• PASSAGE PROVIDED:
Don't tow with a minivan if you can avoid it. You need a truck and the trailer needs brakes, especially in Michigan.
Some other things. Longer than 14 feet and it won't fit in a parking spot by itself, or fit in two parking spots attached to your vehicle. I am partial to dual axles, because I've had the spring on an axle snap on a single-axle job and ended up stuck in Lima Ohio for 5 days. With dual axles set up correctly, you can still limp to somewhere that can fix it.
Get a spare tire. A lot of bare-bones trailers don't come with one. Check to see if the tailgate / liftgate of your tow vehicle can open when attached to the trailer. You WILL put a huge dent it in if it can't because students aren't always the most careful folks. This is mainly a function of how far the trailer lift post is from the hitch ball.

• CHALLENGES:
1. Decide whether each statement agrees with the trailer advice. Answer yes or no for each, and quote the words from the text that decide it.
(a) The text favors single-axle trailers over dual-axle ones.
(b) Many basic trailers are sold without a spare tire.
(c) A trailer longer than 14 feet fits in a single parking spot.
2. Answer these questions from the trailer advice.
(a) How many days was the writer stuck in Lima, Ohio?
(b) Along with a truck, what does the text say the trailer needs?
(c) What mainly determines whether the tailgate or liftgate can open while the trailer is attached?
3. Print the part of the trailer advice that begins at the words "Get a spare"; stop after "the hitch ball.".
The material placed after this text comes from a separate source.

• SUPPLIED RECORDS:
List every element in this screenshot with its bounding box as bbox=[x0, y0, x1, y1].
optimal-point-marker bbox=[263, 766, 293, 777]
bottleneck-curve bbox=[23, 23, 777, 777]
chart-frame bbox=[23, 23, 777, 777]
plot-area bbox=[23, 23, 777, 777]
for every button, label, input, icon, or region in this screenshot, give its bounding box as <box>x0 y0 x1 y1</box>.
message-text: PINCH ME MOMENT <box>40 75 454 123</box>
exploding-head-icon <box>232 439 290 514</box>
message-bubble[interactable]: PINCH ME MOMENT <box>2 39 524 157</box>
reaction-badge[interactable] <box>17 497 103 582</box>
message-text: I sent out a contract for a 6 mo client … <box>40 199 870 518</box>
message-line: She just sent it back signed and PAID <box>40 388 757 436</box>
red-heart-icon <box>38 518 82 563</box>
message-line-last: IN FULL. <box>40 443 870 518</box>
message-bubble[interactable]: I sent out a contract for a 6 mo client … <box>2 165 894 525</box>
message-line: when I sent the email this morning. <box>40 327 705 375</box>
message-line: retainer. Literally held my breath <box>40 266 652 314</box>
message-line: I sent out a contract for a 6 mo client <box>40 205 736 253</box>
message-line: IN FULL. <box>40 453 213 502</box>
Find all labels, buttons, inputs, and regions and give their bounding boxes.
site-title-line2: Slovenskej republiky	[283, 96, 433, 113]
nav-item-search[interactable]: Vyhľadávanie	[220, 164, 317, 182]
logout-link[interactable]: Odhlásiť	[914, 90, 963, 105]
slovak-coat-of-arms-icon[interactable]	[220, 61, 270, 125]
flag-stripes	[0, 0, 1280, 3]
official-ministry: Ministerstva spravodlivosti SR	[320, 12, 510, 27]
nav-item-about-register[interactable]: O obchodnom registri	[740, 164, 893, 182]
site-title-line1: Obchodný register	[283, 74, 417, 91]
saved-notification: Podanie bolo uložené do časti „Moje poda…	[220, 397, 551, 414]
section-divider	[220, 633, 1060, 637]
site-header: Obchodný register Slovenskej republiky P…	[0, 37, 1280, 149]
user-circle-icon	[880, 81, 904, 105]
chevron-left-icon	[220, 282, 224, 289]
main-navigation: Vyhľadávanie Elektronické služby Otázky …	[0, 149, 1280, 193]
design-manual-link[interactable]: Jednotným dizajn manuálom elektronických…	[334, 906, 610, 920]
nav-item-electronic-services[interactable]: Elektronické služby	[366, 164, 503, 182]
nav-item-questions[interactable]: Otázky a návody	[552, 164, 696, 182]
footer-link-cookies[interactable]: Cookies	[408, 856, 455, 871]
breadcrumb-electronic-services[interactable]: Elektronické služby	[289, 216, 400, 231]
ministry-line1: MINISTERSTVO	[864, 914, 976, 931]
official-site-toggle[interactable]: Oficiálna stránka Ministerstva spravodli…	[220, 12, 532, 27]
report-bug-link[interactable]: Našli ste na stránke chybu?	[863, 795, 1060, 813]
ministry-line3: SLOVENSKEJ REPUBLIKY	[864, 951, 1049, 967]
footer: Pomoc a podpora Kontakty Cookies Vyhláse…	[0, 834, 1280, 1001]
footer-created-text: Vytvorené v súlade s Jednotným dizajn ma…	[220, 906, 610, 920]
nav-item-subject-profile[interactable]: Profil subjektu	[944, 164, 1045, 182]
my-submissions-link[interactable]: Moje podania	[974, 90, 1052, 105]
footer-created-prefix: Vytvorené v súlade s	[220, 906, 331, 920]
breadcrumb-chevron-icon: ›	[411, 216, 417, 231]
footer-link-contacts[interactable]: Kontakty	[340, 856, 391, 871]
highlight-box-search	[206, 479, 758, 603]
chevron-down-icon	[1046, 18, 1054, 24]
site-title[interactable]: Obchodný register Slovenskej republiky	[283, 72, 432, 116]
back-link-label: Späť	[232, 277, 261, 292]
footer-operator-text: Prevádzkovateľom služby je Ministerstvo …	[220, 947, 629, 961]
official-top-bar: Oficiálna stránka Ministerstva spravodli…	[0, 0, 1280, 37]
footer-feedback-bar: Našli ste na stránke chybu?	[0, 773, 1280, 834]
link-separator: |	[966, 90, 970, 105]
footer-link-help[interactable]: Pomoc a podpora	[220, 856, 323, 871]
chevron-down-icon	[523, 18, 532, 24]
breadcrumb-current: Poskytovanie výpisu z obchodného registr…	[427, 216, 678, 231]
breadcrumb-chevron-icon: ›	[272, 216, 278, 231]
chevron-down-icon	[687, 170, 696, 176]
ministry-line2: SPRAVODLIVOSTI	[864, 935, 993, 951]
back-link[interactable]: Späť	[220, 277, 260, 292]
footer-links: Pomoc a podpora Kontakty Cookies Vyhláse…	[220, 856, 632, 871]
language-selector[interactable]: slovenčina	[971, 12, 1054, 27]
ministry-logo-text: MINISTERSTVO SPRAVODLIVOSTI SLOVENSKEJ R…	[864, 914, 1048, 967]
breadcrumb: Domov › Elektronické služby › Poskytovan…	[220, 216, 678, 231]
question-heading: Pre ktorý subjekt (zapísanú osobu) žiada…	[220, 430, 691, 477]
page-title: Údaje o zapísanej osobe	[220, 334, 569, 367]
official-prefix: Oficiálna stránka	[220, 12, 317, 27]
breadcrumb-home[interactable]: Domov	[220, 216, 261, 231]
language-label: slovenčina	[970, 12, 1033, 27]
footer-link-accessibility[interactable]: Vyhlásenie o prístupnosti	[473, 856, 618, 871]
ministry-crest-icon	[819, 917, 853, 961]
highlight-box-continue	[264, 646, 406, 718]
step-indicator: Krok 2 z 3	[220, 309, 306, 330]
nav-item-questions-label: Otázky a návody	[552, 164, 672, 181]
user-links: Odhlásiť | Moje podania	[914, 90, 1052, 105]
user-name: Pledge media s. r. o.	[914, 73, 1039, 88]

• TASK ANSWERS:
1.
(a) No: "I am partial to dual axles"
(b) Yes: "A lot of bare-bones trailers don't come with one."
(c) No: "Longer than 14 feet and it won't fit in a parking spot by itself"

2.
(a) 5 days
(b) Brakes
(c) How far the trailer lift post is from the hitch ball

3.
Get a spare tire. A lot of bare-bones trailers don't come with one. Check to see if the tailgate / liftgate of your tow vehicle can open when attached to the trailer. You WILL put a huge dent it in if it can't because students aren't always the most careful folks. This is mainly a function of how far the trailer lift post is from the hitch ball.